Return each line of the entries that mentions the word "million".

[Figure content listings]

..........

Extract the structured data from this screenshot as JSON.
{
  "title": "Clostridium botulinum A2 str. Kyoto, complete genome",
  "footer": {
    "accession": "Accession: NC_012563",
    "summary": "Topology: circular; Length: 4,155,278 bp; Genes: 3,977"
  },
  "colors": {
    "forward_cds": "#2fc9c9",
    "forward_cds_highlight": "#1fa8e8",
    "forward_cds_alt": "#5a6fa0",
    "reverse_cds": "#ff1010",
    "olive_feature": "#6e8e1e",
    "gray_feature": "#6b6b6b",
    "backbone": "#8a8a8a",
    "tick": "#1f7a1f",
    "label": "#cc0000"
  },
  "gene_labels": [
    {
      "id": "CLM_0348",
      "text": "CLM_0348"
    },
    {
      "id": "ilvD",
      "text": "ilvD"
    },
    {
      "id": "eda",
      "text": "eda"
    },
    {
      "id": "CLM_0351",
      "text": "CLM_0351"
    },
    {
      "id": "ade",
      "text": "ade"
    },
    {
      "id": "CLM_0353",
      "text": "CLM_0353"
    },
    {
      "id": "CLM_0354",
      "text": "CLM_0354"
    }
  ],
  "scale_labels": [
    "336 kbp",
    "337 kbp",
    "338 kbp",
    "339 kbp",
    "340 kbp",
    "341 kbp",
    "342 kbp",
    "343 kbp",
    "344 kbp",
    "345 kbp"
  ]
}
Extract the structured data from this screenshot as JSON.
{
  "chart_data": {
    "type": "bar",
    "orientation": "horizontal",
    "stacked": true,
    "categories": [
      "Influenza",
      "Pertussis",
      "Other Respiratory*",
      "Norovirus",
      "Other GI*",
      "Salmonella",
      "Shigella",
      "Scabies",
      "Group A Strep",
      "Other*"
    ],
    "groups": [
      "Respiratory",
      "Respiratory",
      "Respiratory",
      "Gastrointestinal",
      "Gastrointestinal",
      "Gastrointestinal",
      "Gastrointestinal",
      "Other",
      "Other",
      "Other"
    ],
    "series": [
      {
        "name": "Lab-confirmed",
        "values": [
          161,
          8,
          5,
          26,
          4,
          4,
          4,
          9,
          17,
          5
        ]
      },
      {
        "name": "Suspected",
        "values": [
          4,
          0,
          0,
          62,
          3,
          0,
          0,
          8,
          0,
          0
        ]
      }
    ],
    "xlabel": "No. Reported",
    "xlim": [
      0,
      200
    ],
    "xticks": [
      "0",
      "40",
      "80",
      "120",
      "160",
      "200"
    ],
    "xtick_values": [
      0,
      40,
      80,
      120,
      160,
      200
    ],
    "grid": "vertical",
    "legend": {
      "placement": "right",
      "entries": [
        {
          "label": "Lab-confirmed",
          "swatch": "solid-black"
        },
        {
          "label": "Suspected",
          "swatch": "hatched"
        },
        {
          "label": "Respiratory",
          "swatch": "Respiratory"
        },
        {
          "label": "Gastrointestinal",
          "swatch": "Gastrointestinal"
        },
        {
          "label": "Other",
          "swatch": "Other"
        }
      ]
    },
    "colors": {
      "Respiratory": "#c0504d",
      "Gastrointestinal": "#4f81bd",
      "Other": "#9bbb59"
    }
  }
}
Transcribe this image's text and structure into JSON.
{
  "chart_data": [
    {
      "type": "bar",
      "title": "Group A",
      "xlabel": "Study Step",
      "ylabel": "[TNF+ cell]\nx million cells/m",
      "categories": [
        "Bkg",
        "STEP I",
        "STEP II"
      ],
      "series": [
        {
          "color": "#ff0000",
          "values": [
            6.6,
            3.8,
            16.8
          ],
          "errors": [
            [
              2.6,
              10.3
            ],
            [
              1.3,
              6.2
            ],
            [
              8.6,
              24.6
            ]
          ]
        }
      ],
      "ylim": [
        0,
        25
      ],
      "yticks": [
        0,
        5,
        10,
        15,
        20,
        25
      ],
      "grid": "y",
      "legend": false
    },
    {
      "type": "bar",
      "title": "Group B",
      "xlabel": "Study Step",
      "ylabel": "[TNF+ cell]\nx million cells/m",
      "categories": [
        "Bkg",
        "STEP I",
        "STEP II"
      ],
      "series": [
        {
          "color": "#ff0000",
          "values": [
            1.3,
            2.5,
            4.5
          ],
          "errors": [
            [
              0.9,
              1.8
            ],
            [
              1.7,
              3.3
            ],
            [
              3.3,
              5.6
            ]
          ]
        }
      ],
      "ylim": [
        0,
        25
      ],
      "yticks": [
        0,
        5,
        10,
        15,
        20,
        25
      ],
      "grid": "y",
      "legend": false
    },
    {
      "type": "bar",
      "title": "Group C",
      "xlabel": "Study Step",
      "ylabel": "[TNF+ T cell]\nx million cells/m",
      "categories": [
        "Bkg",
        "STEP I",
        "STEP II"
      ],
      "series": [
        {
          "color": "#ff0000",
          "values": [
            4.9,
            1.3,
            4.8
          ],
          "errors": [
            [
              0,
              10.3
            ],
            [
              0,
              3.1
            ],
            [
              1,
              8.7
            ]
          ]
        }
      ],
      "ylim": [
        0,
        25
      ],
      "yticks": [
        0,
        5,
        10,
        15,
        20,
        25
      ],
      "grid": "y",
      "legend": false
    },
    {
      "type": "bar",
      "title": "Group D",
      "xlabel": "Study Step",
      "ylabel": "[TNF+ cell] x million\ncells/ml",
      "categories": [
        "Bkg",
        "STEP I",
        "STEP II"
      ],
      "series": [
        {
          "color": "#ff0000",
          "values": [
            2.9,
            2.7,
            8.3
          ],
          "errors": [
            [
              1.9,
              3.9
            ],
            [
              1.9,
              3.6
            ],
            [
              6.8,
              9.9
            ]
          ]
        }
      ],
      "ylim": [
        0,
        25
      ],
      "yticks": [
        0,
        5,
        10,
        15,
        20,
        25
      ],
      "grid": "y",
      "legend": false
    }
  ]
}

..........

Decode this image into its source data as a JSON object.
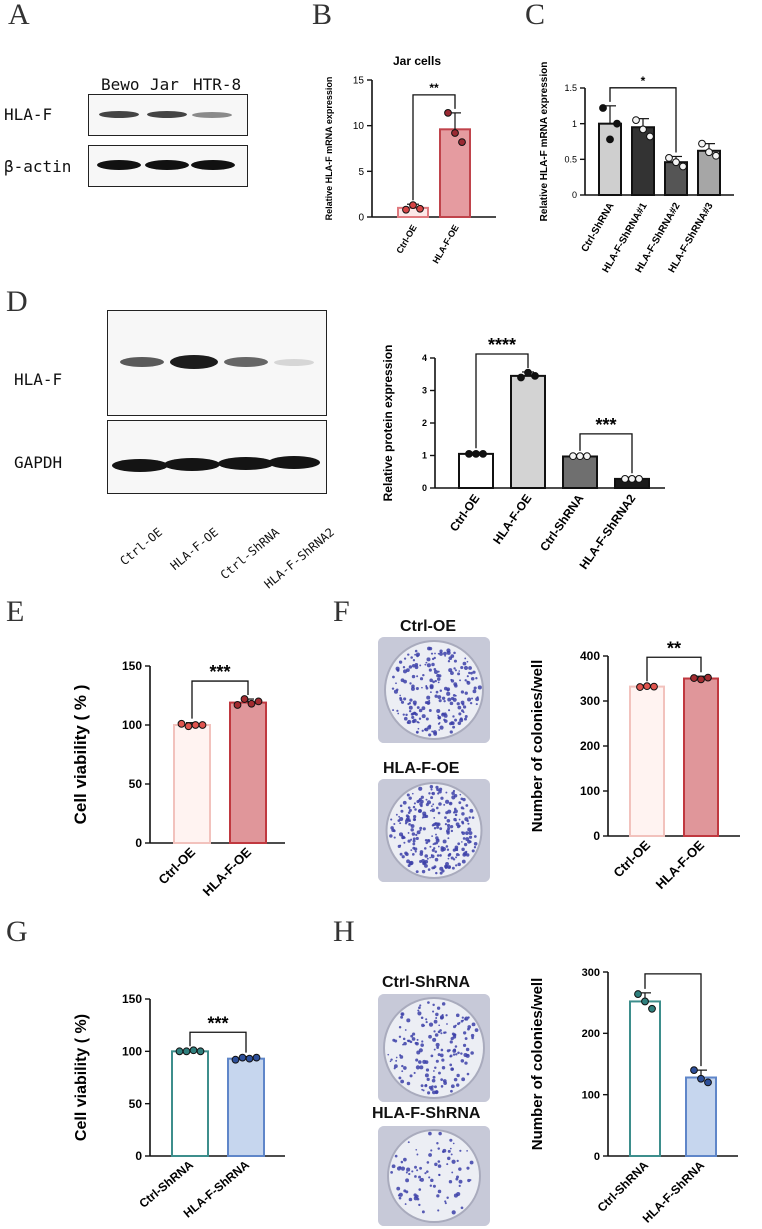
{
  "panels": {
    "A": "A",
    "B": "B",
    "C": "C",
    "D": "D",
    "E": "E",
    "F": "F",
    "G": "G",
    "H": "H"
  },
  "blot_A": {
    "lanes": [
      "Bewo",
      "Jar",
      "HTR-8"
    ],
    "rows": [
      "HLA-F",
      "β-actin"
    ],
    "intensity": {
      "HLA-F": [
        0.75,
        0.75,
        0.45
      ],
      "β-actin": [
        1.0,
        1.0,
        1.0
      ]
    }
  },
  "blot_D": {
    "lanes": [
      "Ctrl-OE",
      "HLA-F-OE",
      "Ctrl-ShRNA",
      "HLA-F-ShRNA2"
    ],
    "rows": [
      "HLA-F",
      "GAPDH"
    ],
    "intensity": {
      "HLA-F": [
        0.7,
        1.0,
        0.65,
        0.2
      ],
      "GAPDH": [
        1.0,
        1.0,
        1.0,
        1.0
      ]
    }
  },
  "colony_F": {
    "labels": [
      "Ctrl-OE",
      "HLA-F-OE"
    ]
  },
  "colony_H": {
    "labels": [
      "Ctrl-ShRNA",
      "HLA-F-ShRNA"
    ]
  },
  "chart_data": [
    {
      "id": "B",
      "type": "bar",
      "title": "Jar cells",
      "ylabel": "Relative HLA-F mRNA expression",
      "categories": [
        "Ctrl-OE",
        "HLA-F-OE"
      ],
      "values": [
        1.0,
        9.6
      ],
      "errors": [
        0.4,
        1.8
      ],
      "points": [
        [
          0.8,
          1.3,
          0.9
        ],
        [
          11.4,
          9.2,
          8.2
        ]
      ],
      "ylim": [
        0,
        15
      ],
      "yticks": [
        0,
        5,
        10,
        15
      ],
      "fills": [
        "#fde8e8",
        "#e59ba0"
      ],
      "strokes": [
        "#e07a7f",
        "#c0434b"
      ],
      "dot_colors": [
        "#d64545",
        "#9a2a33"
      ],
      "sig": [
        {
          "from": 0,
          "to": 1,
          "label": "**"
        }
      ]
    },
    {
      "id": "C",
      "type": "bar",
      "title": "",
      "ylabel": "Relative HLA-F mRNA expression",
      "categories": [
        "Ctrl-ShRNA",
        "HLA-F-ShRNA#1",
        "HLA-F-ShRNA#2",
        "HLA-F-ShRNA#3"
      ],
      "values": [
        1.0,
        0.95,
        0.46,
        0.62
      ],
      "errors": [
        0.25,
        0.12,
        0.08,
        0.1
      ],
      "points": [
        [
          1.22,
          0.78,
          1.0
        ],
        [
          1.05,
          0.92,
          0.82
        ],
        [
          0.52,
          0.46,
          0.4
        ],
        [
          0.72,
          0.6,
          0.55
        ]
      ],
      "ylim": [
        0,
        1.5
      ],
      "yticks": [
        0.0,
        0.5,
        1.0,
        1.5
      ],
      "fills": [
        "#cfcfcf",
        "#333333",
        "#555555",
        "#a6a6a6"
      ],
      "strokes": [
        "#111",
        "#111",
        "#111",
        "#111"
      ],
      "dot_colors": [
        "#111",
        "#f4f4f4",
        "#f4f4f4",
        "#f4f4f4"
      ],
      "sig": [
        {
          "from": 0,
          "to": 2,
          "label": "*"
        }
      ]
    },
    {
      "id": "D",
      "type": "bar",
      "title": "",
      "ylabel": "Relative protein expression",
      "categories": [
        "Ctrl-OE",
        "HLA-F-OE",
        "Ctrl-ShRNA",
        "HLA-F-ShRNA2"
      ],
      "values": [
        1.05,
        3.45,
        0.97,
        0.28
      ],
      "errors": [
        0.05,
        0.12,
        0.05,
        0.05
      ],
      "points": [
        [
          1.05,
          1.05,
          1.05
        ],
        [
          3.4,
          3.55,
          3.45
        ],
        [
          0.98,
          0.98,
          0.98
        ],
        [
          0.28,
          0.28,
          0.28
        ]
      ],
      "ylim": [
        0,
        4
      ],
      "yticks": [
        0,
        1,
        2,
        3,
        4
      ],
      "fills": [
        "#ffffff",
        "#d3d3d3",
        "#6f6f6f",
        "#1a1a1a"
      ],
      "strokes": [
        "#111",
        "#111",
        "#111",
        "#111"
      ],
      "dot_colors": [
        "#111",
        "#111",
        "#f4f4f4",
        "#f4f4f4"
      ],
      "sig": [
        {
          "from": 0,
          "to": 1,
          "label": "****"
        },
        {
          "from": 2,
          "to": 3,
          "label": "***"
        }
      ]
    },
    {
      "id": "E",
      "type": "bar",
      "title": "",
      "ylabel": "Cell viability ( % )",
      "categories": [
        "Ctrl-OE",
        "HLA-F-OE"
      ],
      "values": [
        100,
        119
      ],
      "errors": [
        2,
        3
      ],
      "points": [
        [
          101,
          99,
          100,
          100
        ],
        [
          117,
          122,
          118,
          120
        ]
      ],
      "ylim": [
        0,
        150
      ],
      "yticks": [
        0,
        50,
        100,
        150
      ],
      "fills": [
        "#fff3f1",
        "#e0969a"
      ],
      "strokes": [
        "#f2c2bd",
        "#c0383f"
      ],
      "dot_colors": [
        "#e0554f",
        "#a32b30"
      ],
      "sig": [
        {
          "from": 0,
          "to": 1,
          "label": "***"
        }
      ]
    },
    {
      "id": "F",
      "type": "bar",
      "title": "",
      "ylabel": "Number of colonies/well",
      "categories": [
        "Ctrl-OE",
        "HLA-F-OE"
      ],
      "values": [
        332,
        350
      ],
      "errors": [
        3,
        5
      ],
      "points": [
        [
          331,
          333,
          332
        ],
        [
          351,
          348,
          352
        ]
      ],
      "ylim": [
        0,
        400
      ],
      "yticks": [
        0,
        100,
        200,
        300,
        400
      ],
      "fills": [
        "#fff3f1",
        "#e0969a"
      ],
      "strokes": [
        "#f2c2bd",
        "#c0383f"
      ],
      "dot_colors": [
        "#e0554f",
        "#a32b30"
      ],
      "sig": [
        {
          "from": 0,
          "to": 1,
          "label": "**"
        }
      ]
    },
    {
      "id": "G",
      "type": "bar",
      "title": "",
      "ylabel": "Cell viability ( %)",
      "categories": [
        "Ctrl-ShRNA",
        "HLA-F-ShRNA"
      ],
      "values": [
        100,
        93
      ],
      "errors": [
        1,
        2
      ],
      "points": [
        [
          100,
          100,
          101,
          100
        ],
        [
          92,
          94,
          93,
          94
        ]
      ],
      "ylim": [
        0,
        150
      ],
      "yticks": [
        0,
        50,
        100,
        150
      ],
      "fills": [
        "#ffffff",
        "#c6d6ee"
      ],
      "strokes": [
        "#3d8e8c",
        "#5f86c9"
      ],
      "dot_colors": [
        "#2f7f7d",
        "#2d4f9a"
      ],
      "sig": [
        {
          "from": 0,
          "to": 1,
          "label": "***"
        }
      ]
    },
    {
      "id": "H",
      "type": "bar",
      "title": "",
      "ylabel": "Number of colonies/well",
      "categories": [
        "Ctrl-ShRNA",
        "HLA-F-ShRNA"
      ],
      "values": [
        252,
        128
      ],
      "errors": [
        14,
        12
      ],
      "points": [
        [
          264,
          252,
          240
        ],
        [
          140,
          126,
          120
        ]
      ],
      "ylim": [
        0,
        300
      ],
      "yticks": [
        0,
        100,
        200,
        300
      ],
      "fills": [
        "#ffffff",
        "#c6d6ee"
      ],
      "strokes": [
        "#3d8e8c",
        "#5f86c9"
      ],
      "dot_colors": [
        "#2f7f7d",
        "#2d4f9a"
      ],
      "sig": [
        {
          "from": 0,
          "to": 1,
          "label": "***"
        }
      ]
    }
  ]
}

..........

> _OUTPUT FOR THIS EXERCISE_
      "ylabel": "[TNF+ cell]\nx million cells/m",
      "ylabel": "[TNF+ cell]\nx million cells/m",
      "ylabel": "[TNF+ T cell]\nx million cells/m",
      "ylabel": "[TNF+ cell] x million\ncells/ml",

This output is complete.